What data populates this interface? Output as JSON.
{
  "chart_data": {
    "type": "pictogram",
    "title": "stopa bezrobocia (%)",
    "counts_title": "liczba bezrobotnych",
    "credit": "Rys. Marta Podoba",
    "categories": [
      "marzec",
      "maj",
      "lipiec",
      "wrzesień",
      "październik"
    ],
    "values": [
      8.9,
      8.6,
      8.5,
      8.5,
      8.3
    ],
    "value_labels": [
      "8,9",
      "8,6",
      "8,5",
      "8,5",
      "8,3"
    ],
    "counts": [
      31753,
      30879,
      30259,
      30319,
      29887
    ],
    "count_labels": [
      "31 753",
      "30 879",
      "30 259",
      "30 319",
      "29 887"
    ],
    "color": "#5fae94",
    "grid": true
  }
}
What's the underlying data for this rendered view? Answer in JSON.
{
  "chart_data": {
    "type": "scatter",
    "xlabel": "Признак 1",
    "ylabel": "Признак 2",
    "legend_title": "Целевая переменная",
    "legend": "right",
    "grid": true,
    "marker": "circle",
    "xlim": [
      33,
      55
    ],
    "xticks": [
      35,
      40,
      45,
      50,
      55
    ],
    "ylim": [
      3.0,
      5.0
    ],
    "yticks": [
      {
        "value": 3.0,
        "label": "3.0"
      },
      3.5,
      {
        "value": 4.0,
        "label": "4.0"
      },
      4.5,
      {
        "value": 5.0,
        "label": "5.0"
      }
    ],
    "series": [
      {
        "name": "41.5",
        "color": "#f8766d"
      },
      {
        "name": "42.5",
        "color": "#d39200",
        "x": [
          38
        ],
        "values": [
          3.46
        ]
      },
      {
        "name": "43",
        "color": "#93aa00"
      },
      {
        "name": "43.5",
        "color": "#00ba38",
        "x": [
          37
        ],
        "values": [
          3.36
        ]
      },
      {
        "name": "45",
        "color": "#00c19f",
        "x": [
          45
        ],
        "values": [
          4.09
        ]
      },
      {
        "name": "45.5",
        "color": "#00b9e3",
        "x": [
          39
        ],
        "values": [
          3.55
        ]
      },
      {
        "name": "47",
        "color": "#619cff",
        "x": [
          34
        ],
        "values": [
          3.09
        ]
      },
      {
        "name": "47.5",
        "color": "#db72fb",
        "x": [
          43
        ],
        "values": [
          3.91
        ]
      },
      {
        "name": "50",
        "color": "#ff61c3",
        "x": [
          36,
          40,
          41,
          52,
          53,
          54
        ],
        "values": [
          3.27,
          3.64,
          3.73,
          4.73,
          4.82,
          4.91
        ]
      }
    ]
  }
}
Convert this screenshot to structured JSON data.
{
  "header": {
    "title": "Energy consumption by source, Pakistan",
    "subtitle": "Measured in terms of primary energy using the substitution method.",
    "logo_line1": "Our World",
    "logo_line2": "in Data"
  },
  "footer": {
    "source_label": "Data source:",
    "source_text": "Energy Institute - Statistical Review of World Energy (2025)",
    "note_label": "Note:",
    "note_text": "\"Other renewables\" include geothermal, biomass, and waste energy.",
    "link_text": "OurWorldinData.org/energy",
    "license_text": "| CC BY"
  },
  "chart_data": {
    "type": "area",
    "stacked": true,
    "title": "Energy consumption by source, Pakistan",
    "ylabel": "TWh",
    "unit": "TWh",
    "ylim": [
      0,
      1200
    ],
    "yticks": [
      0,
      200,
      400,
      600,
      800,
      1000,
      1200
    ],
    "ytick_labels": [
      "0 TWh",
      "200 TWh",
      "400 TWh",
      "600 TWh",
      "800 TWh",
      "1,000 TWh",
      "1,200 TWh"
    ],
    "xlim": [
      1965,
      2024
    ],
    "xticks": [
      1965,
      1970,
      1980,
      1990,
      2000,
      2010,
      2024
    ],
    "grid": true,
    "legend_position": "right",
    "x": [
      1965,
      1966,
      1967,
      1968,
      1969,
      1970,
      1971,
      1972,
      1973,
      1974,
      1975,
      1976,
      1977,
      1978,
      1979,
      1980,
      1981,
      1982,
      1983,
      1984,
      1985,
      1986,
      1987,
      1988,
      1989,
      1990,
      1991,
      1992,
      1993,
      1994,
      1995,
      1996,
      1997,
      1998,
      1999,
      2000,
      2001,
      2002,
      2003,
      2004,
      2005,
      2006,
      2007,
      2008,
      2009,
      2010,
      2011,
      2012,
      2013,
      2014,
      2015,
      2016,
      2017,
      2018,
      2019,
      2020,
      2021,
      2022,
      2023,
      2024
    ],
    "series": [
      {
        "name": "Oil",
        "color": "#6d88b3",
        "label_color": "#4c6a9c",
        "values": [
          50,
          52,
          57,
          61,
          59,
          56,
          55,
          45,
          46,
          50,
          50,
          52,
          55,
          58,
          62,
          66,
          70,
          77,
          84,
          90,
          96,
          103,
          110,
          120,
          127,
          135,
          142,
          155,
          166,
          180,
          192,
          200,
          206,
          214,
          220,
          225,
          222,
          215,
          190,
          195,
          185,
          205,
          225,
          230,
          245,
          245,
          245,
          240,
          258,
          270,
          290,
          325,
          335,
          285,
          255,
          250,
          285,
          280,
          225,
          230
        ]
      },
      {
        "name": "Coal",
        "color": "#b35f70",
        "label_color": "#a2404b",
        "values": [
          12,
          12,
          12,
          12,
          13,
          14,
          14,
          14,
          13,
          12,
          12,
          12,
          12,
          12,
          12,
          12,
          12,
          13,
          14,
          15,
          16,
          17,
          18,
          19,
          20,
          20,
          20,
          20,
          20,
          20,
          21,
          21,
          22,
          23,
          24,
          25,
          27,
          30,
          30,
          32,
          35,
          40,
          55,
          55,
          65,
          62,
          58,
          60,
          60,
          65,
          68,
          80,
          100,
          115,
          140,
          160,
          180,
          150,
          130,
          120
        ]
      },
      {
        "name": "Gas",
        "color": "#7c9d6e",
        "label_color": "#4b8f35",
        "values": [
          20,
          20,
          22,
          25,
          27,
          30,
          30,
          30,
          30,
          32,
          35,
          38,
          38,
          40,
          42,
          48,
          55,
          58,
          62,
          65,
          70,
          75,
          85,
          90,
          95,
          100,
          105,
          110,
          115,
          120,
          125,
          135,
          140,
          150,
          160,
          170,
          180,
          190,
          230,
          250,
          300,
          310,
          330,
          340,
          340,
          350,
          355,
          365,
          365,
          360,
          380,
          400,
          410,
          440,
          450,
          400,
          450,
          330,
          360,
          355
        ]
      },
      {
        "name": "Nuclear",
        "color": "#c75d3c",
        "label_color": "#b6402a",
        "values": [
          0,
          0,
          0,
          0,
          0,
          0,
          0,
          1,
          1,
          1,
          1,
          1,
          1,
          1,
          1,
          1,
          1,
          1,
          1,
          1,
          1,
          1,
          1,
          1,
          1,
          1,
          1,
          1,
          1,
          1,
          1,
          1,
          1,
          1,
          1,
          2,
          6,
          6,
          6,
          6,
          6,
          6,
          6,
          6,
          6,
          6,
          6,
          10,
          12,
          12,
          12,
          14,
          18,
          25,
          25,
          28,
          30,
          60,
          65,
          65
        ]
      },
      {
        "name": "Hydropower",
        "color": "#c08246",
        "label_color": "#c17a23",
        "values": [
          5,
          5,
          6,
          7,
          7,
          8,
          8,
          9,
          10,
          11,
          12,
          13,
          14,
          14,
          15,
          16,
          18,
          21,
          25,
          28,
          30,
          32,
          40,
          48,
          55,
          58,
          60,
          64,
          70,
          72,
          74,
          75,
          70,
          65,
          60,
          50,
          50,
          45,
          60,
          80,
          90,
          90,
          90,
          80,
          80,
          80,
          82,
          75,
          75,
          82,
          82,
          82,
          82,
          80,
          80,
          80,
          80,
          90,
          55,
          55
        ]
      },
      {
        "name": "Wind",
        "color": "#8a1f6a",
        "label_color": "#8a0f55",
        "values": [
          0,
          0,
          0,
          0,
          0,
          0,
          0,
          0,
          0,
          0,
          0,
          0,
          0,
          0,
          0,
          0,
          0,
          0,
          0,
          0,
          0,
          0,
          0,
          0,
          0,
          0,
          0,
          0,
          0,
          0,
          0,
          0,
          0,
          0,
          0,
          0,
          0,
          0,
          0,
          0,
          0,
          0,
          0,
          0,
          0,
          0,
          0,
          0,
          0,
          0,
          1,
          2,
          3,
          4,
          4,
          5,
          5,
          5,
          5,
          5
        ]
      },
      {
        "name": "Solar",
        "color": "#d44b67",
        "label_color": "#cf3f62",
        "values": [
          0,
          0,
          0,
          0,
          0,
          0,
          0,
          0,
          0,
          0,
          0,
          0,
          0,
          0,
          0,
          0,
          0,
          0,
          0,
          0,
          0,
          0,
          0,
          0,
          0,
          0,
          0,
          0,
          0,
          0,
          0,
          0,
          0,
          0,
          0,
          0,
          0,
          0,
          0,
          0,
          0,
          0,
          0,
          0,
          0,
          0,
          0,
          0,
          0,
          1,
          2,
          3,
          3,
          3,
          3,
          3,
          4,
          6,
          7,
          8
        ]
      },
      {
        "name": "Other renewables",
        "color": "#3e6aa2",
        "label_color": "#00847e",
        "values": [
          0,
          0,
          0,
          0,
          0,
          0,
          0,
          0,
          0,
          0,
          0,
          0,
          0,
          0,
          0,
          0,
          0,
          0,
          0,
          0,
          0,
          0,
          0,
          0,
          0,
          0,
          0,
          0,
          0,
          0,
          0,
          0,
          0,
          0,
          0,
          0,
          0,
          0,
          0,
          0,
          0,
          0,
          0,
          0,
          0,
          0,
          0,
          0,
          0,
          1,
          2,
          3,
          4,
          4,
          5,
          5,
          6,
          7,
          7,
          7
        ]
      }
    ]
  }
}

*****

Task to carry out:
In the entries above, find lines with "right" and copy each.

Correct response:
    "legend": "right",
    "legend_position": "right",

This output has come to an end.